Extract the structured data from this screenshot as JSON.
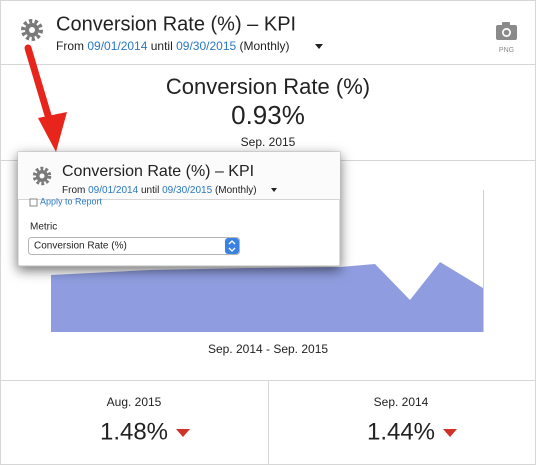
{
  "header": {
    "title": "Conversion Rate (%) – KPI",
    "from_label": "From",
    "start_date": "09/01/2014",
    "until_label": "until",
    "end_date": "09/30/2015",
    "period": "(Monthly)",
    "export": "PNG"
  },
  "kpi": {
    "metric": "Conversion Rate (%)",
    "value": "0.93%",
    "period": "Sep. 2015"
  },
  "chart": {
    "range_label": "Sep. 2014 - Sep. 2015"
  },
  "comparisons": [
    {
      "period": "Aug. 2015",
      "value": "1.48%"
    },
    {
      "period": "Sep. 2014",
      "value": "1.44%"
    }
  ],
  "popup": {
    "title": "Conversion Rate (%) – KPI",
    "from_label": "From",
    "start_date": "09/01/2014",
    "until_label": "until",
    "end_date": "09/30/2015",
    "period": "(Monthly)",
    "apply": "Apply to Report",
    "metric_label": "Metric",
    "metric_value": "Conversion Rate (%)"
  }
}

════════════════════

_Given task_
Make an exact copy of every record, pictures excluded.

_Answer_
Extract the structured data from this screenshot as JSON.
{
  "header": {
    "title": "Conversion Rate (%) – KPI",
    "from_label": "From",
    "start_date": "09/01/2014",
    "until_label": "until",
    "end_date": "09/30/2015",
    "period": "(Monthly)",
    "export": "PNG"
  },
  "kpi": {
    "metric": "Conversion Rate (%)",
    "value": "0.93%",
    "period": "Sep. 2015"
  },
  "chart": {
    "range_label": "Sep. 2014 - Sep. 2015"
  },
  "comparisons": [
    {
      "period": "Aug. 2015",
      "value": "1.48%"
    },
    {
      "period": "Sep. 2014",
      "value": "1.44%"
    }
  ],
  "popup": {
    "title": "Conversion Rate (%) – KPI",
    "from_label": "From",
    "start_date": "09/01/2014",
    "until_label": "until",
    "end_date": "09/30/2015",
    "period": "(Monthly)",
    "apply": "Apply to Report",
    "metric_label": "Metric",
    "metric_value": "Conversion Rate (%)"
  }
}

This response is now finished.